====== Dataset extract
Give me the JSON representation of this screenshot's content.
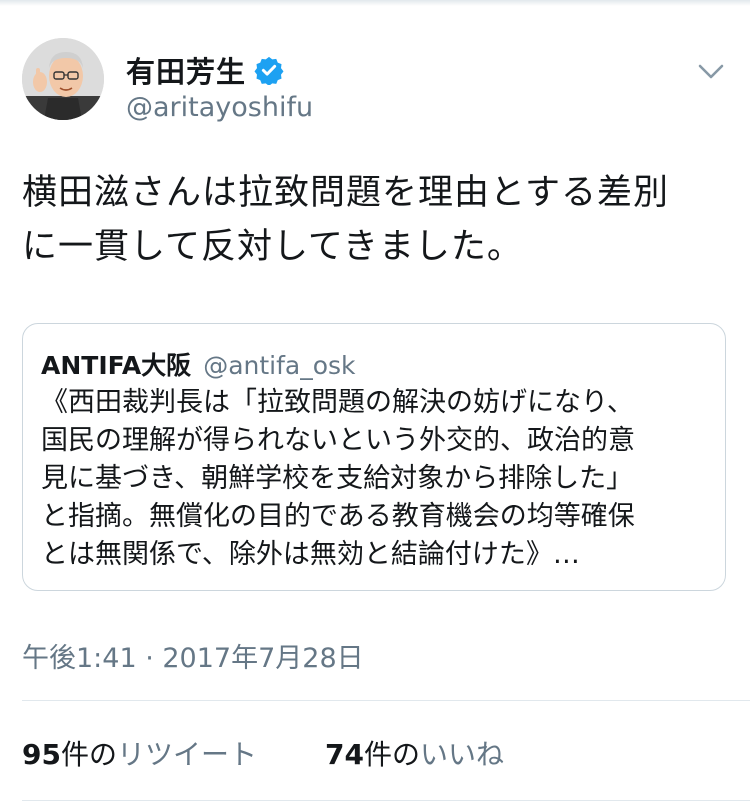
{
  "user": {
    "display_name": "有田芳生",
    "handle": "@aritayoshifu",
    "verified": true
  },
  "tweet": {
    "lines": [
      "横田滋さんは拉致問題を理由とする差別",
      "に一貫して反対してきました。"
    ]
  },
  "quote": {
    "name": "ANTIFA大阪",
    "handle": "@antifa_osk",
    "lines": [
      "《西田裁判長は「拉致問題の解決の妨げになり、",
      "国民の理解が得られないという外交的、政治的意",
      "見に基づき、朝鮮学校を支給対象から排除した」",
      "と指摘。無償化の目的である教育機会の均等確保",
      "とは無関係で、除外は無効と結論付けた》…"
    ]
  },
  "timestamp": "午後1:41 · 2017年7月28日",
  "stats": {
    "retweets": {
      "count": "95",
      "unit": "件の",
      "label": "リツイート"
    },
    "likes": {
      "count": "74",
      "unit": "件の",
      "label": "いいね"
    }
  },
  "colors": {
    "text": "#14171a",
    "secondary": "#657786",
    "verified": "#1da1f2",
    "border": "#ccd6dd"
  },
  "icons": {
    "verified": "verified-badge-icon",
    "menu": "chevron-down-icon"
  }
}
============
#### Task prompt:
Every line above should be returned exactly; the pictures stay out.

#### Right answer:
Give me the JSON representation of this screenshot's content.
{
  "user": {
    "display_name": "有田芳生",
    "handle": "@aritayoshifu",
    "verified": true
  },
  "tweet": {
    "lines": [
      "横田滋さんは拉致問題を理由とする差別",
      "に一貫して反対してきました。"
    ]
  },
  "quote": {
    "name": "ANTIFA大阪",
    "handle": "@antifa_osk",
    "lines": [
      "《西田裁判長は「拉致問題の解決の妨げになり、",
      "国民の理解が得られないという外交的、政治的意",
      "見に基づき、朝鮮学校を支給対象から排除した」",
      "と指摘。無償化の目的である教育機会の均等確保",
      "とは無関係で、除外は無効と結論付けた》…"
    ]
  },
  "timestamp": "午後1:41 · 2017年7月28日",
  "stats": {
    "retweets": {
      "count": "95",
      "unit": "件の",
      "label": "リツイート"
    },
    "likes": {
      "count": "74",
      "unit": "件の",
      "label": "いいね"
    }
  },
  "colors": {
    "text": "#14171a",
    "secondary": "#657786",
    "verified": "#1da1f2",
    "border": "#ccd6dd"
  },
  "icons": {
    "verified": "verified-badge-icon",
    "menu": "chevron-down-icon"
  }
}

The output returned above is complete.